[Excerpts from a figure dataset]
============================================================

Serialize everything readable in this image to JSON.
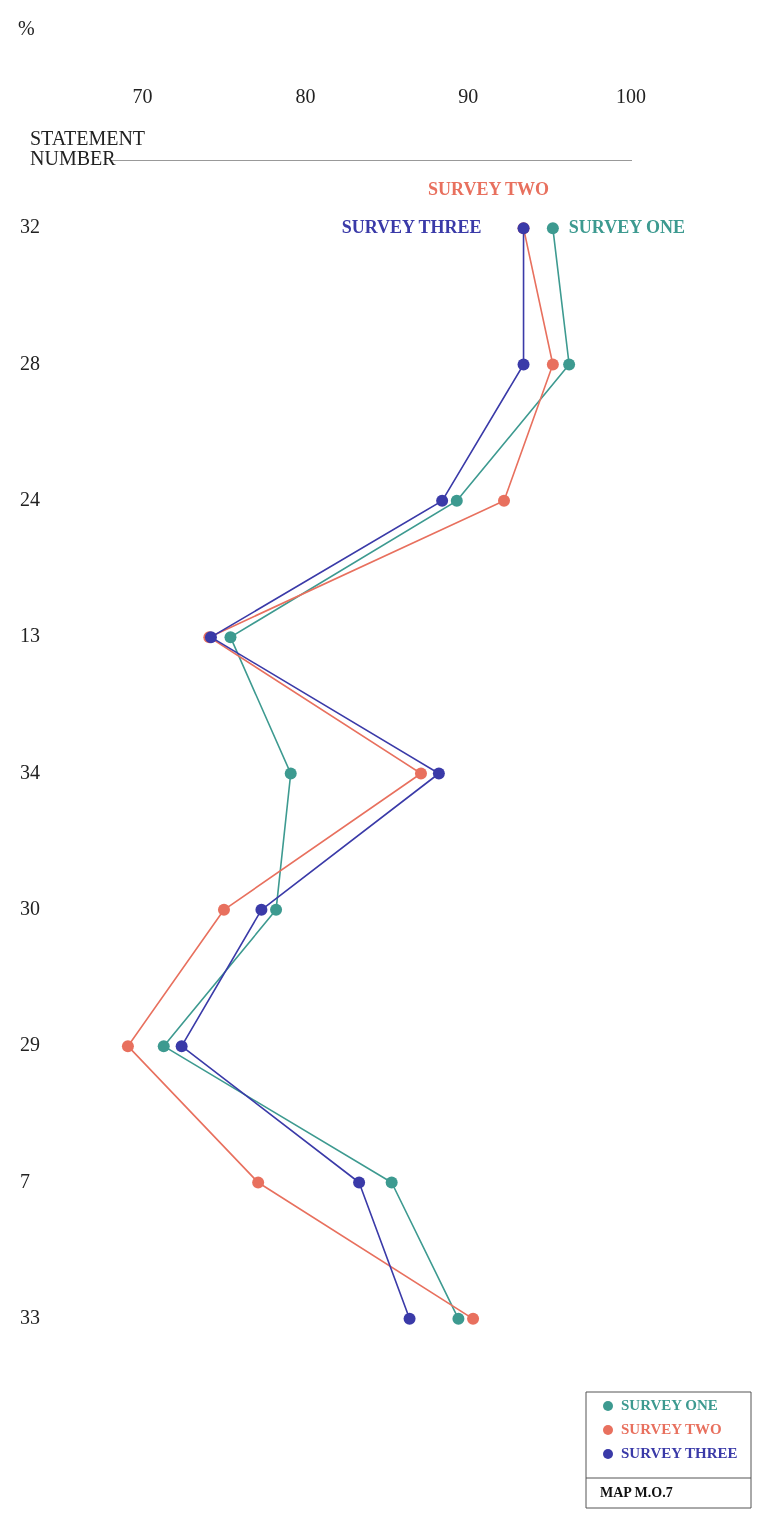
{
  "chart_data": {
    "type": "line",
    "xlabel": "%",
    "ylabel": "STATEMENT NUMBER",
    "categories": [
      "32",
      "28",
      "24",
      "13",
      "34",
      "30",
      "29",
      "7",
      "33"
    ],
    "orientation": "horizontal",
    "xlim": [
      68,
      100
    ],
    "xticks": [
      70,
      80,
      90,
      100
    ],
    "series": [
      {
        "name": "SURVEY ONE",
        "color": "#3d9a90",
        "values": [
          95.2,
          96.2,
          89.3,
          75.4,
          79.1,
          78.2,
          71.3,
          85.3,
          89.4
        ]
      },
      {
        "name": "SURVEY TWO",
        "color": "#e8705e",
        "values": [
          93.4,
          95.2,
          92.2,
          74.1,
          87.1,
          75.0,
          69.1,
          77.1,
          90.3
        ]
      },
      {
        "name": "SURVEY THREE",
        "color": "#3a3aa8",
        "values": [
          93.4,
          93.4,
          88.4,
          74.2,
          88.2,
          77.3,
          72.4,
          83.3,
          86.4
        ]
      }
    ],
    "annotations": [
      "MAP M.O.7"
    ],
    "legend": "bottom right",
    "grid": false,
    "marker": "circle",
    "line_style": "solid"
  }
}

============================================================

__Directions for this task__
Give back the whole listing as it stands, minus its pictures.

__Solved exercise__
Serialize everything readable in this image to JSON.
{
  "chart_data": {
    "type": "line",
    "xlabel": "%",
    "ylabel": "STATEMENT NUMBER",
    "categories": [
      "32",
      "28",
      "24",
      "13",
      "34",
      "30",
      "29",
      "7",
      "33"
    ],
    "orientation": "horizontal",
    "xlim": [
      68,
      100
    ],
    "xticks": [
      70,
      80,
      90,
      100
    ],
    "series": [
      {
        "name": "SURVEY ONE",
        "color": "#3d9a90",
        "values": [
          95.2,
          96.2,
          89.3,
          75.4,
          79.1,
          78.2,
          71.3,
          85.3,
          89.4
        ]
      },
      {
        "name": "SURVEY TWO",
        "color": "#e8705e",
        "values": [
          93.4,
          95.2,
          92.2,
          74.1,
          87.1,
          75.0,
          69.1,
          77.1,
          90.3
        ]
      },
      {
        "name": "SURVEY THREE",
        "color": "#3a3aa8",
        "values": [
          93.4,
          93.4,
          88.4,
          74.2,
          88.2,
          77.3,
          72.4,
          83.3,
          86.4
        ]
      }
    ],
    "annotations": [
      "MAP M.O.7"
    ],
    "legend": "bottom right",
    "grid": false,
    "marker": "circle",
    "line_style": "solid"
  }
}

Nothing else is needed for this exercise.